What the task asks
Retype all the records with nothing changed.

Some records
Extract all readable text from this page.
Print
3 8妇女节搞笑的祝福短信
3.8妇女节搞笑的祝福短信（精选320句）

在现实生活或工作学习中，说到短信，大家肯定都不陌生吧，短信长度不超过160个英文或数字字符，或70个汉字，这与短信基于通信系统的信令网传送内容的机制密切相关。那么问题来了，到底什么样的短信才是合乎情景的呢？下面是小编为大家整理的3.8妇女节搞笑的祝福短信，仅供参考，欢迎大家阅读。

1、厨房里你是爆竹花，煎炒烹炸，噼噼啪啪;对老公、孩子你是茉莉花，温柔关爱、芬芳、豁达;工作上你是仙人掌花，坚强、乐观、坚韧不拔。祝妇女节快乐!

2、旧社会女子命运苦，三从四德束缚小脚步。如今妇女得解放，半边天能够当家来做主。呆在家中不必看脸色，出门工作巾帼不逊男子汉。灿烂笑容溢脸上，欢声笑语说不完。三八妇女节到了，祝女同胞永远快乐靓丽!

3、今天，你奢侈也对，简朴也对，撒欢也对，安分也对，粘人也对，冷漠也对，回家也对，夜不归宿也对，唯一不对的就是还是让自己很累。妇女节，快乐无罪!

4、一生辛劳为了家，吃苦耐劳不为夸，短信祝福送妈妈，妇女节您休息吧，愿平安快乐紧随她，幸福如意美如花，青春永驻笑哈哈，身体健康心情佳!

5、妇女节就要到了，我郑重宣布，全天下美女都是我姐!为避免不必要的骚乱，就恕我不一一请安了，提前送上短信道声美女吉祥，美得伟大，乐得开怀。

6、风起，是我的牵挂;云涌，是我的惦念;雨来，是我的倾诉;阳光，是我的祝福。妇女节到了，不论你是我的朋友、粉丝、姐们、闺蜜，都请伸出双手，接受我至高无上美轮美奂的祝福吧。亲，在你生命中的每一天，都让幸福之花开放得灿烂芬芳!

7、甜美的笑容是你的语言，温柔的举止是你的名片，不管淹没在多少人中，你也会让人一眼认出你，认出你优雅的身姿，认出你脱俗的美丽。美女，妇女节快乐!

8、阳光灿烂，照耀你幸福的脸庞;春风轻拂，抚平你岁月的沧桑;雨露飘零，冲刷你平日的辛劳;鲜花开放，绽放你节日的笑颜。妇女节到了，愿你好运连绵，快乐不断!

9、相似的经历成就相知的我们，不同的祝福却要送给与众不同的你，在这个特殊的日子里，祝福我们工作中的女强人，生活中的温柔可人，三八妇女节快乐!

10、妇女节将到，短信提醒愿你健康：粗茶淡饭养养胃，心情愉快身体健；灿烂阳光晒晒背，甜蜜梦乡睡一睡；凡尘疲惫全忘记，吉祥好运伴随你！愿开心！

Correct response
Extract all readable text from this page.
Print
3 8妇女节搞笑的祝福短信
3.8妇女节搞笑的祝福短信（精选320句）

在现实生活或工作学习中，说到短信，大家肯定都不陌生吧，短信长度不超过160个英文或数字字符，或70个汉字，这与短信基于通信系统的信令网传送内容的机制密切相关。那么问题来了，到底什么样的短信才是合乎情景的呢？下面是小编为大家整理的3.8妇女节搞笑的祝福短信，仅供参考，欢迎大家阅读。

1、厨房里你是爆竹花，煎炒烹炸，噼噼啪啪;对老公、孩子你是茉莉花，温柔关爱、芬芳、豁达;工作上你是仙人掌花，坚强、乐观、坚韧不拔。祝妇女节快乐!

2、旧社会女子命运苦，三从四德束缚小脚步。如今妇女得解放，半边天能够当家来做主。呆在家中不必看脸色，出门工作巾帼不逊男子汉。灿烂笑容溢脸上，欢声笑语说不完。三八妇女节到了，祝女同胞永远快乐靓丽!

3、今天，你奢侈也对，简朴也对，撒欢也对，安分也对，粘人也对，冷漠也对，回家也对，夜不归宿也对，唯一不对的就是还是让自己很累。妇女节，快乐无罪!

4、一生辛劳为了家，吃苦耐劳不为夸，短信祝福送妈妈，妇女节您休息吧，愿平安快乐紧随她，幸福如意美如花，青春永驻笑哈哈，身体健康心情佳!

5、妇女节就要到了，我郑重宣布，全天下美女都是我姐!为避免不必要的骚乱，就恕我不一一请安了，提前送上短信道声美女吉祥，美得伟大，乐得开怀。

6、风起，是我的牵挂;云涌，是我的惦念;雨来，是我的倾诉;阳光，是我的祝福。妇女节到了，不论你是我的朋友、粉丝、姐们、闺蜜，都请伸出双手，接受我至高无上美轮美奂的祝福吧。亲，在你生命中的每一天，都让幸福之花开放得灿烂芬芳!

7、甜美的笑容是你的语言，温柔的举止是你的名片，不管淹没在多少人中，你也会让人一眼认出你，认出你优雅的身姿，认出你脱俗的美丽。美女，妇女节快乐!

8、阳光灿烂，照耀你幸福的脸庞;春风轻拂，抚平你岁月的沧桑;雨露飘零，冲刷你平日的辛劳;鲜花开放，绽放你节日的笑颜。妇女节到了，愿你好运连绵，快乐不断!

9、相似的经历成就相知的我们，不同的祝福却要送给与众不同的你，在这个特殊的日子里，祝福我们工作中的女强人，生活中的温柔可人，三八妇女节快乐!

10、妇女节将到，短信提醒愿你健康：粗茶淡饭养养胃，心情愉快身体健；灿烂阳光晒晒背，甜蜜梦乡睡一睡；凡尘疲惫全忘记，吉祥好运伴随你！愿开心！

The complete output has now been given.